Below are entries. Pull out all lines containing "Cela".

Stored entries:
------------------------------------
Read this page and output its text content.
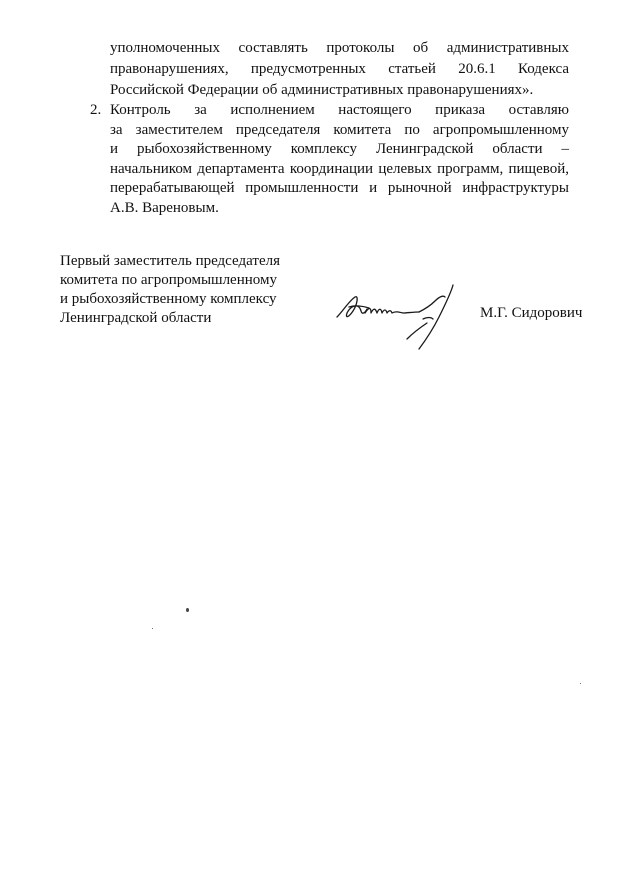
уполномоченных составлять протоколы об административных
правонарушениях, предусмотренных статьей 20.6.1 Кодекса
Российской Федерации об административных правонарушениях».
2. Контроль за исполнением настоящего приказа оставляю
за заместителем председателя комитета по агропромышленному
и рыбохозяйственному комплексу Ленинградской области –
начальником департамента координации целевых программ, пищевой,
перерабатывающей промышленности и рыночной инфраструктуры
А.В. Вареновым.
Первый заместитель председателя
комитета по агропромышленному
и рыбохозяйственному комплексу
Ленинградской области	М.Г. Сидорович
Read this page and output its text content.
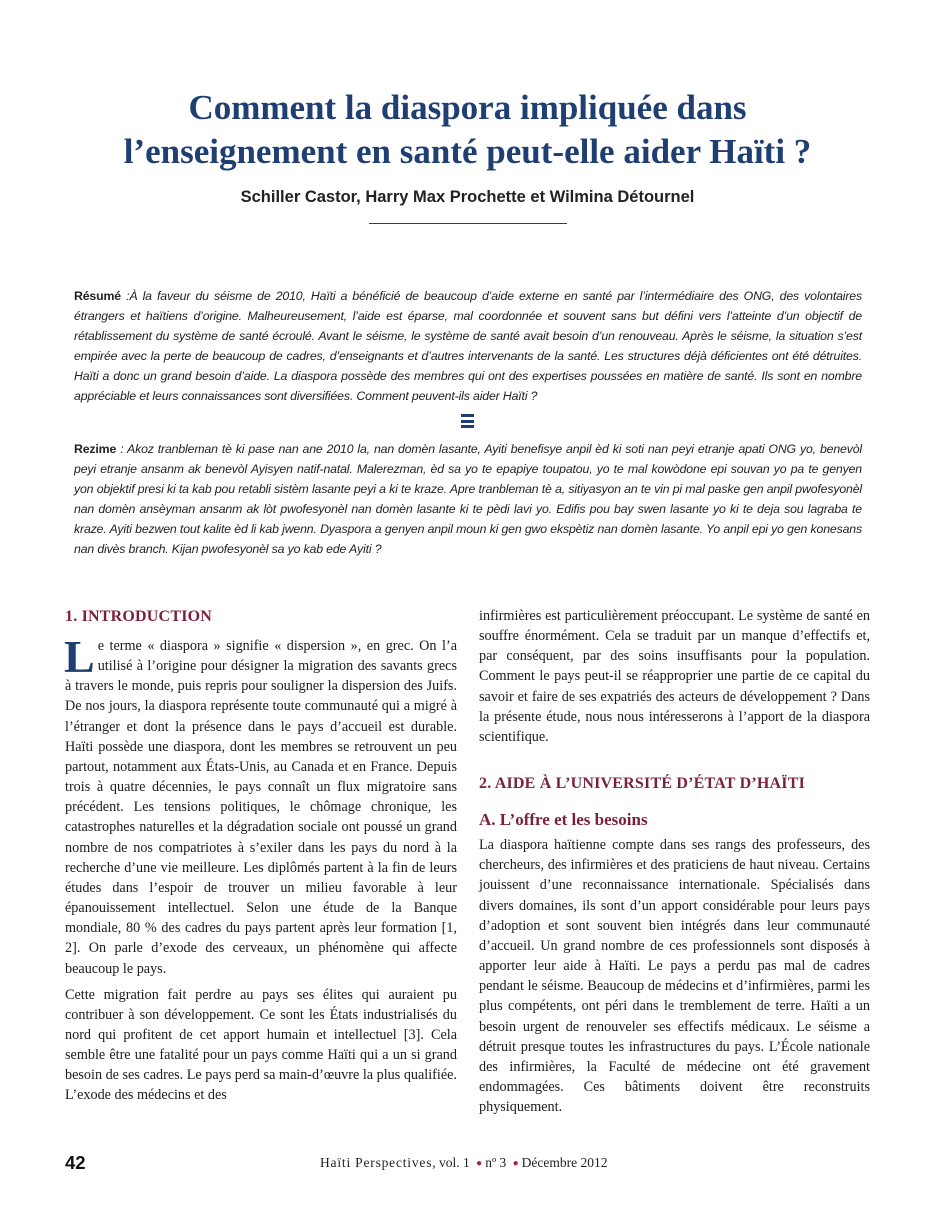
Comment la diaspora impliquée dans
l’enseignement en santé peut-elle aider Haïti ?
Schiller Castor, Harry Max Prochette et Wilmina Détournel

Résumé :À la faveur du séisme de 2010, Haïti a bénéficié de beaucoup d’aide externe en santé par l’intermédiaire des ONG, des volontaires étrangers et haïtiens d’origine. Malheureusement, l’aide est éparse, mal coordonnée et souvent sans but défini vers l’atteinte d’un objectif de rétablissement du système de santé écroulé. Avant le séisme, le système de santé avait besoin d’un renouveau. Après le séisme, la situation s’est empirée avec la perte de beaucoup de cadres, d’enseignants et d’autres intervenants de la santé. Les structures déjà déficientes ont été détruites. Haïti a donc un grand besoin d’aide. La diaspora possède des membres qui ont des expertises poussées en matière de santé. Ils sont en nombre appréciable et leurs connaissances sont diversifiées. Comment peuvent-ils aider Haïti ?

Rezime : Akoz tranbleman tè ki pase nan ane 2010 la, nan domèn lasante, Ayiti benefisye anpil èd ki soti nan peyi etranje apati ONG yo, benevòl peyi etranje ansanm ak benevòl Ayisyen natif-natal. Malerezman, èd sa yo te epapiye toupatou, yo te mal kowòdone epi souvan yo pa te genyen yon objektif presi ki ta kab pou retabli sistèm lasante peyi a ki te kraze. Apre tranbleman tè a, sitiyasyon an te vin pi mal paske gen anpil pwofesyonèl nan domèn ansèyman ansanm ak lòt pwofesyonèl nan domèn lasante ki te pèdi lavi yo. Edifis pou bay swen lasante yo ki te deja sou lagraba te kraze. Ayiti bezwen tout kalite èd li kab jwenn. Dyaspora a genyen anpil moun ki gen gwo ekspètiz nan domèn lasante. Yo anpil epi yo gen konesans nan divès branch. Kijan pwofesyonèl sa yo kab ede Ayiti ?

1. INTRODUCTION

Le terme « diaspora » signifie « dispersion », en grec. On l’a utilisé à l’origine pour désigner la migration des savants grecs à travers le monde, puis repris pour souligner la dispersion des Juifs. De nos jours, la diaspora représente toute communauté qui a migré à l’étranger et dont la présence dans le pays d’accueil est durable. Haïti possède une diaspora, dont les membres se retrouvent un peu partout, notamment aux États-Unis, au Canada et en France. Depuis trois à quatre décennies, le pays connaît un flux migratoire sans précédent. Les tensions politiques, le chômage chronique, les catastrophes naturelles et la dégradation sociale ont poussé un grand nombre de nos compatriotes à s’exiler dans les pays du nord à la recherche d’une vie meilleure. Les diplômés partent à la fin de leurs études dans l’espoir de trouver un milieu favorable à leur épanouissement intellectuel. Selon une étude de la Banque mondiale, 80 % des cadres du pays partent après leur formation [1, 2]. On parle d’exode des cerveaux, un phénomène qui affecte beaucoup le pays.

Cette migration fait perdre au pays ses élites qui auraient pu contribuer à son développement. Ce sont les États industrialisés du nord qui profitent de cet apport humain et intellectuel [3]. Cela semble être une fatalité pour un pays comme Haïti qui a un si grand besoin de ses cadres. Le pays perd sa main-d’œuvre la plus qualifiée. L’exode des médecins et des

infirmières est particulièrement préoccupant. Le système de santé en souffre énormément. Cela se traduit par un manque d’effectifs et, par conséquent, par des soins insuffisants pour la population. Comment le pays peut-il se réapproprier une partie de ce capital du savoir et faire de ses expatriés des acteurs de développement ? Dans la présente étude, nous nous intéresserons à l’apport de la diaspora scientifique.

2. AIDE À L’UNIVERSITÉ D’ÉTAT D’HAÏTI
A. L’offre et les besoins

La diaspora haïtienne compte dans ses rangs des professeurs, des chercheurs, des infirmières et des praticiens de haut niveau. Certains jouissent d’une reconnaissance internationale. Spécialisés dans divers domaines, ils sont d’un apport considérable pour leurs pays d’adoption et sont souvent bien intégrés dans leur communauté d’accueil. Un grand nombre de ces professionnels sont disposés à apporter leur aide à Haïti. Le pays a perdu pas mal de cadres pendant le séisme. Beaucoup de médecins et d’infirmières, parmi les plus compétents, ont péri dans le tremblement de terre. Haïti a un besoin urgent de renouveler ses effectifs médicaux. Le séisme a détruit presque toutes les infrastructures du pays. L’École nationale des infirmières, la Faculté de médecine ont été gravement endommagées. Ces bâtiments doivent être reconstruits physiquement.

42	Haïti Perspectives, vol. 1 ● nº 3 ● Décembre 2012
------------------------------------
_ANSWER FOR THIS EXERCISE_.
Cette migration fait perdre au pays ses élites qui auraient pu contribuer à son développement. Ce sont les États industrialisés du nord qui profitent de cet apport humain et intellectuel [3]. Cela semble être une fatalité pour un pays comme Haïti qui a un si grand besoin de ses cadres. Le pays perd sa main-d’œuvre la plus qualifiée. L’exode des médecins et des
infirmières est particulièrement préoccupant. Le système de santé en souffre énormément. Cela se traduit par un manque d’effectifs et, par conséquent, par des soins insuffisants pour la population. Comment le pays peut-il se réapproprier une partie de ce capital du savoir et faire de ses expatriés des acteurs de développement ? Dans la présente étude, nous nous intéresserons à l’apport de la diaspora scientifique.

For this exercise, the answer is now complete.